**Work to complete:** Reproduce the data below in full and exclude every picture.

Data excerpts
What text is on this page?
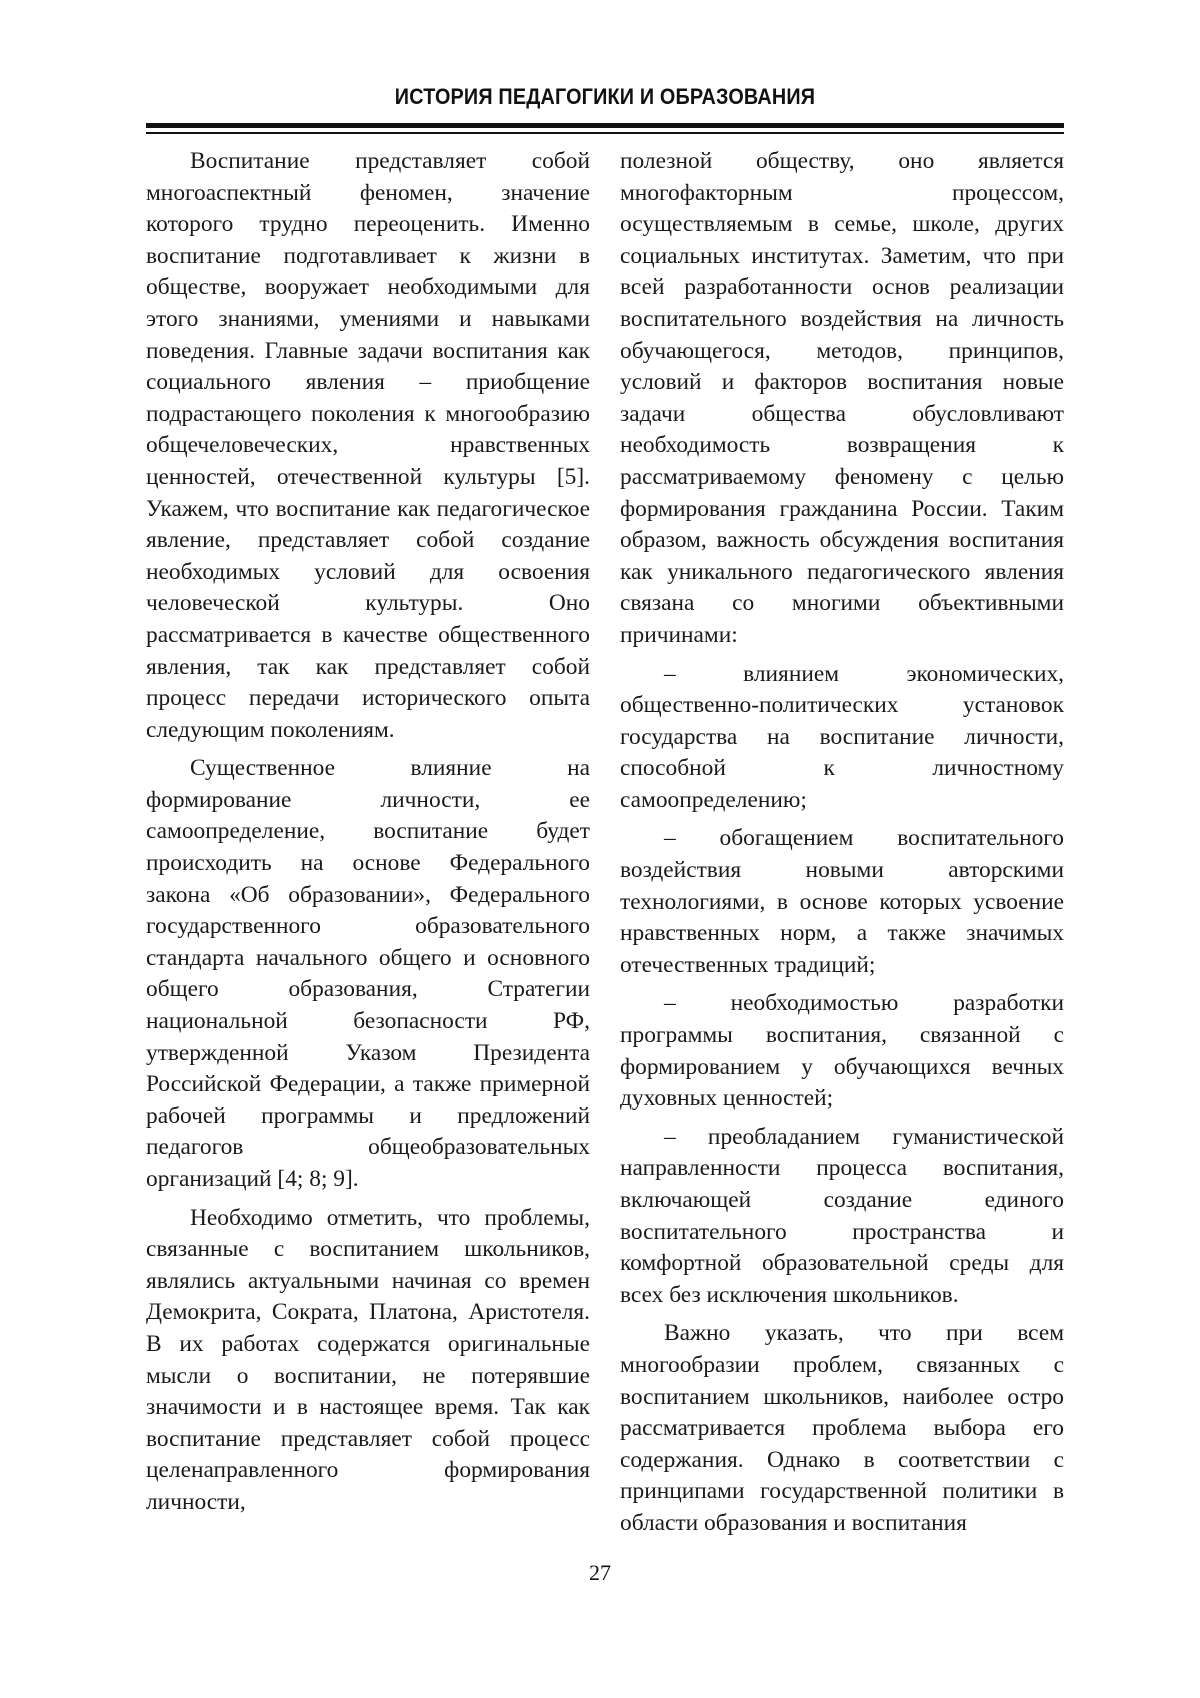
ИСТОРИЯ ПЕДАГОГИКИ И ОБРАЗОВАНИЯ

Воспитание представляет собой многоаспектный феномен, значение которого трудно переоценить. Именно воспитание подготавливает к жизни в обществе, вооружает необходимыми для этого знаниями, умениями и навыками поведения. Главные задачи воспитания как социального явления – приобщение подрастающего поколения к многообразию общечеловеческих, нравственных ценностей, отечественной культуры [5]. Укажем, что воспитание как педагогическое явление, представляет собой создание необходимых условий для освоения человеческой культуры. Оно рассматривается в качестве общественного явления, так как представляет собой процесс передачи исторического опыта следующим поколениям.

Существенное влияние на формирование личности, ее самоопределение, воспитание будет происходить на основе Федерального закона «Об образовании», Федерального государственного образовательного стандарта начального общего и основного общего образования, Стратегии национальной безопасности РФ, утвержденной Указом Президента Российской Федерации, а также примерной рабочей программы и предложений педагогов общеобразовательных организаций [4; 8; 9].

Необходимо отметить, что проблемы, связанные с воспитанием школьников, являлись актуальными начиная со времен Демокрита, Сократа, Платона, Аристотеля. В их работах содержатся оригинальные мысли о воспитании, не потерявшие значимости и в настоящее время. Так как воспитание представляет собой процесс целенаправленного формирования личности,

полезной обществу, оно является многофакторным процессом, осуществляемым в семье, школе, других социальных институтах. Заметим, что при всей разработанности основ реализации воспитательного воздействия на личность обучающегося, методов, принципов, условий и факторов воспитания новые задачи общества обусловливают необходимость возвращения к рассматриваемому феномену с целью формирования гражданина России. Таким образом, важность обсуждения воспитания как уникального педагогического явления связана со многими объективными причинами:

– влиянием экономических, общественно-политических установок государства на воспитание личности, способной к личностному самоопределению;

– обогащением воспитательного воздействия новыми авторскими технологиями, в основе которых усвоение нравственных норм, а также значимых отечественных традиций;

– необходимостью разработки программы воспитания, связанной с формированием у обучающихся вечных духовных ценностей;

– преобладанием гуманистической направленности процесса воспитания, включающей создание единого воспитательного пространства и комфортной образовательной среды для всех без исключения школьников.

Важно указать, что при всем многообразии проблем, связанных с воспитанием школьников, наиболее остро рассматривается проблема выбора его содержания. Однако в соответствии с принципами государственной политики в области образования и воспитания

27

**Complete answer:**
What text is on this page?
ИСТОРИЯ ПЕДАГОГИКИ И ОБРАЗОВАНИЯ

Воспитание представляет собой многоаспектный феномен, значение которого трудно переоценить. Именно воспитание подготавливает к жизни в обществе, вооружает необходимыми для этого знаниями, умениями и навыками поведения. Главные задачи воспитания как социального явления – приобщение подрастающего поколения к многообразию общечеловеческих, нравственных ценностей, отечественной культуры [5]. Укажем, что воспитание как педагогическое явление, представляет собой создание необходимых условий для освоения человеческой культуры. Оно рассматривается в качестве общественного явления, так как представляет собой процесс передачи исторического опыта следующим поколениям.

Существенное влияние на формирование личности, ее самоопределение, воспитание будет происходить на основе Федерального закона «Об образовании», Федерального государственного образовательного стандарта начального общего и основного общего образования, Стратегии национальной безопасности РФ, утвержденной Указом Президента Российской Федерации, а также примерной рабочей программы и предложений педагогов общеобразовательных организаций [4; 8; 9].

Необходимо отметить, что проблемы, связанные с воспитанием школьников, являлись актуальными начиная со времен Демокрита, Сократа, Платона, Аристотеля. В их работах содержатся оригинальные мысли о воспитании, не потерявшие значимости и в настоящее время. Так как воспитание представляет собой процесс целенаправленного формирования личности,

полезной обществу, оно является многофакторным процессом, осуществляемым в семье, школе, других социальных институтах. Заметим, что при всей разработанности основ реализации воспитательного воздействия на личность обучающегося, методов, принципов, условий и факторов воспитания новые задачи общества обусловливают необходимость возвращения к рассматриваемому феномену с целью формирования гражданина России. Таким образом, важность обсуждения воспитания как уникального педагогического явления связана со многими объективными причинами:

– влиянием экономических, общественно-политических установок государства на воспитание личности, способной к личностному самоопределению;

– обогащением воспитательного воздействия новыми авторскими технологиями, в основе которых усвоение нравственных норм, а также значимых отечественных традиций;

– необходимостью разработки программы воспитания, связанной с формированием у обучающихся вечных духовных ценностей;

– преобладанием гуманистической направленности процесса воспитания, включающей создание единого воспитательного пространства и комфортной образовательной среды для всех без исключения школьников.

Важно указать, что при всем многообразии проблем, связанных с воспитанием школьников, наиболее остро рассматривается проблема выбора его содержания. Однако в соответствии с принципами государственной политики в области образования и воспитания

27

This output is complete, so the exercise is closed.